> [Material to process]:
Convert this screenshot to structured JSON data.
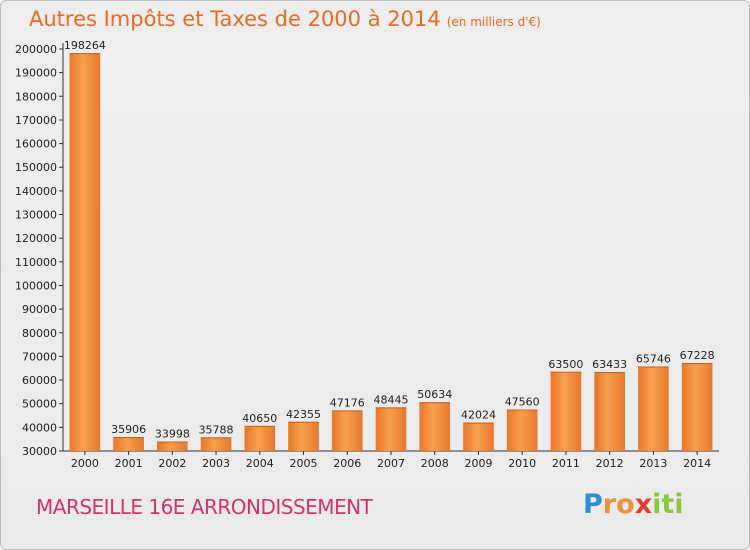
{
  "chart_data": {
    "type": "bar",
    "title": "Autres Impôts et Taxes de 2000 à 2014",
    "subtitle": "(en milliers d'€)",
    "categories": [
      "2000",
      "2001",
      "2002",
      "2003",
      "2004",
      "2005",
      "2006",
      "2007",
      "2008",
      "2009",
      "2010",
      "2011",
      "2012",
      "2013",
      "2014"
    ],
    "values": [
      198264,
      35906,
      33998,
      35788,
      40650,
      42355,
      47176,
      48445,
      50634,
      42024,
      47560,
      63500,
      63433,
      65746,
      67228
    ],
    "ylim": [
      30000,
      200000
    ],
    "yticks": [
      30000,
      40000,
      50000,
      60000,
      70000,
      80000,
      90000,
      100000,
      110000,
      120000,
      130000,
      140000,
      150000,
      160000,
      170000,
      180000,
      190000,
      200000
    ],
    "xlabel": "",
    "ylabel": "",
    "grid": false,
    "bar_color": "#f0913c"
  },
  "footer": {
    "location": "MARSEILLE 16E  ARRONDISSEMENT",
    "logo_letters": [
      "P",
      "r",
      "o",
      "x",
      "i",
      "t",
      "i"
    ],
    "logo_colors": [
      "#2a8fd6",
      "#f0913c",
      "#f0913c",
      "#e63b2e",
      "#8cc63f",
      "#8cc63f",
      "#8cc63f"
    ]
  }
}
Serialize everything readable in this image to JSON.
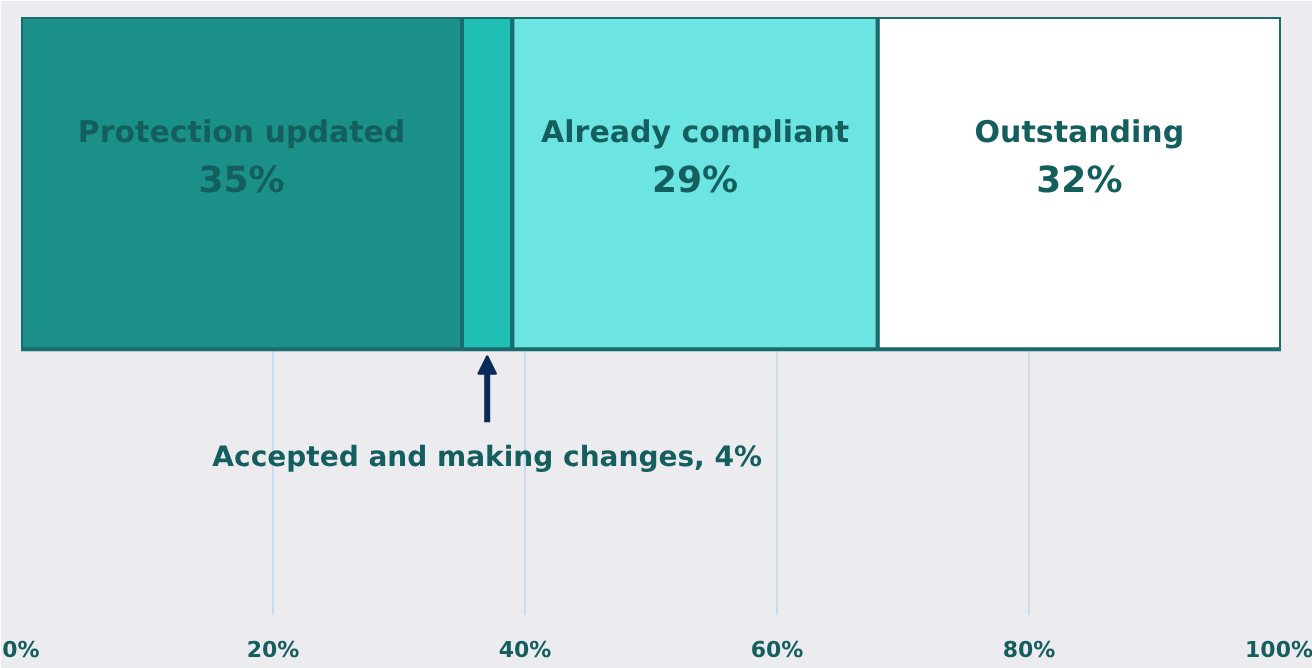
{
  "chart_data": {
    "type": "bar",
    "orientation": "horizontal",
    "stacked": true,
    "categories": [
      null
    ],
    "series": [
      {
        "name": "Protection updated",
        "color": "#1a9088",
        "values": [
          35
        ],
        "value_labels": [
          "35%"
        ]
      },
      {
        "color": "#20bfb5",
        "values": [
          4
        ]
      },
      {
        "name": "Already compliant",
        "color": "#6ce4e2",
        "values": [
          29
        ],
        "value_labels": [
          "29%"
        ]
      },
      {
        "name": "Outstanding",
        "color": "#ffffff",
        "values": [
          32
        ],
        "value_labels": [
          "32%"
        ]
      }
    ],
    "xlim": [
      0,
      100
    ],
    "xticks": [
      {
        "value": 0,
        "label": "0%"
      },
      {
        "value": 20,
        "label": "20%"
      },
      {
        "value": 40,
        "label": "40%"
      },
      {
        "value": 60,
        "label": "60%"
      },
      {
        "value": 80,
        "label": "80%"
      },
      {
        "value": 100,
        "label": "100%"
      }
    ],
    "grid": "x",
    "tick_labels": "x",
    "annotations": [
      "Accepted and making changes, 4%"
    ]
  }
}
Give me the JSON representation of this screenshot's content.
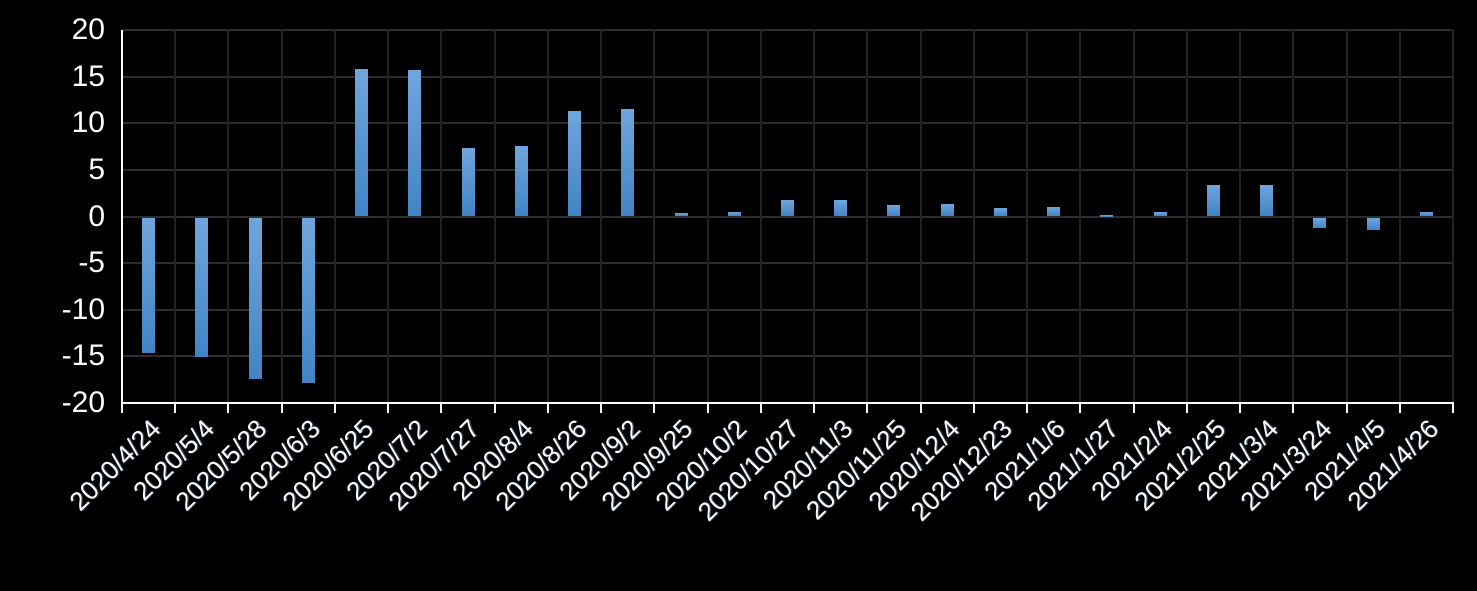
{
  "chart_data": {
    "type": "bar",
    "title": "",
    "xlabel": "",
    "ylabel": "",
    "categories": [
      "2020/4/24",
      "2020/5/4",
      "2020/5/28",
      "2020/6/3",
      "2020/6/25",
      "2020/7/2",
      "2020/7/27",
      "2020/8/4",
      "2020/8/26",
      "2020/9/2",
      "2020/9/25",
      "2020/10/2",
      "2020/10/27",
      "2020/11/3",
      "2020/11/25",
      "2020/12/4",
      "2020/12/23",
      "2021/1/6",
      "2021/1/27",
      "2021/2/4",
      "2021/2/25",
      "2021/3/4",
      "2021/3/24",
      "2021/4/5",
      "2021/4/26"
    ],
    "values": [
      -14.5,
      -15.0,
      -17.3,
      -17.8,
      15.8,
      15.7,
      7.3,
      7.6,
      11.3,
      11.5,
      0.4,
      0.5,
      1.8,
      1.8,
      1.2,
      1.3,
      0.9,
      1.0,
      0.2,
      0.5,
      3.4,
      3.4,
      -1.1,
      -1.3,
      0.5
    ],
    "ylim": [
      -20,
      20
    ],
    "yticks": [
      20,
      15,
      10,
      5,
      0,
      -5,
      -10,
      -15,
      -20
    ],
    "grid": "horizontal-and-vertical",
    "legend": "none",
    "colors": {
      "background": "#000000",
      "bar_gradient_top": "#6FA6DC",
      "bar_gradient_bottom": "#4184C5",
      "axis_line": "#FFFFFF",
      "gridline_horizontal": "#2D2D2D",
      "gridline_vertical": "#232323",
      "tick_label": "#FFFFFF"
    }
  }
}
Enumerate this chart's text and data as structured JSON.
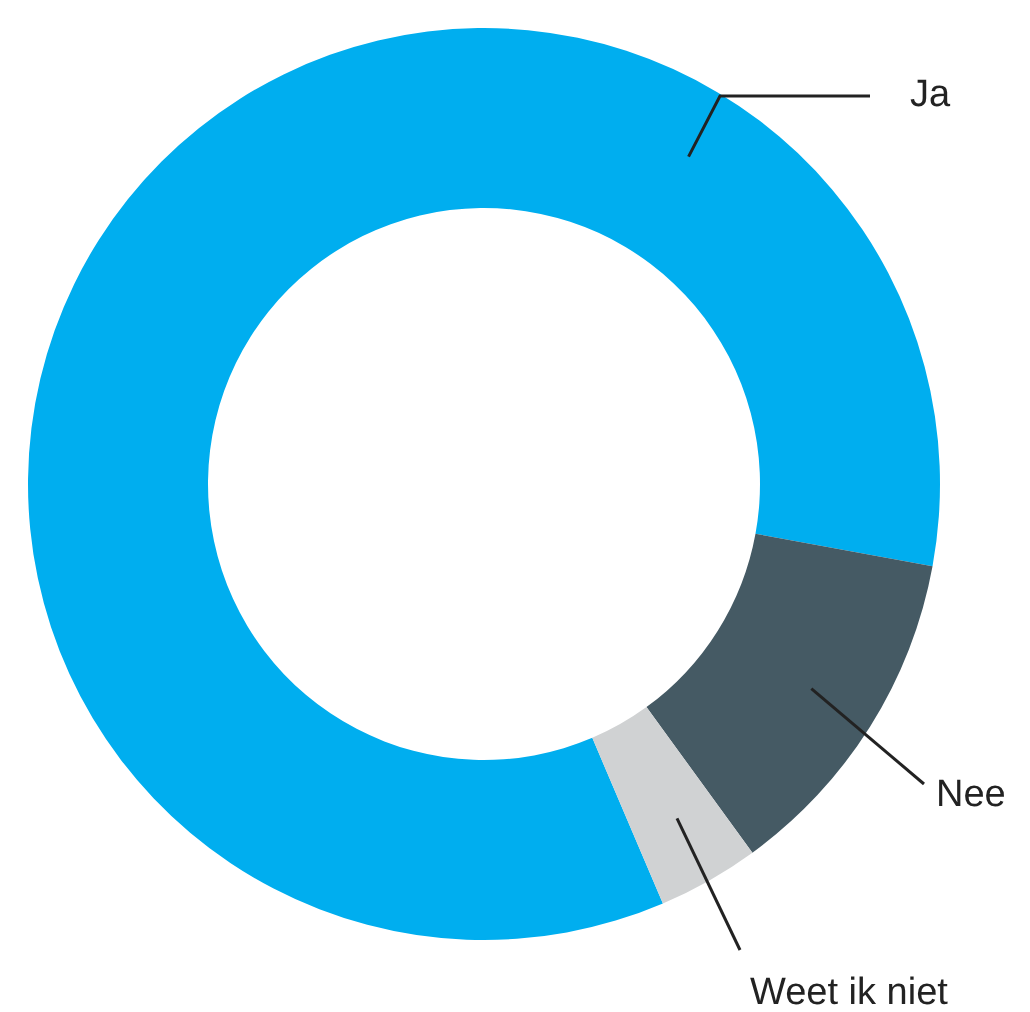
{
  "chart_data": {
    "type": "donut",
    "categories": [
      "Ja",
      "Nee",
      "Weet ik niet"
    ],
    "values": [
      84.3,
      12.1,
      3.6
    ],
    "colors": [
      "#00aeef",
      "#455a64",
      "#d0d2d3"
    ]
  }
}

> [Short task]: Which lines contain the word "screenshot"? Copy each of them.

> [Finished task]:
Convert this screenshot to structured JSON data.
Give me the JSON representation of this screenshot's content.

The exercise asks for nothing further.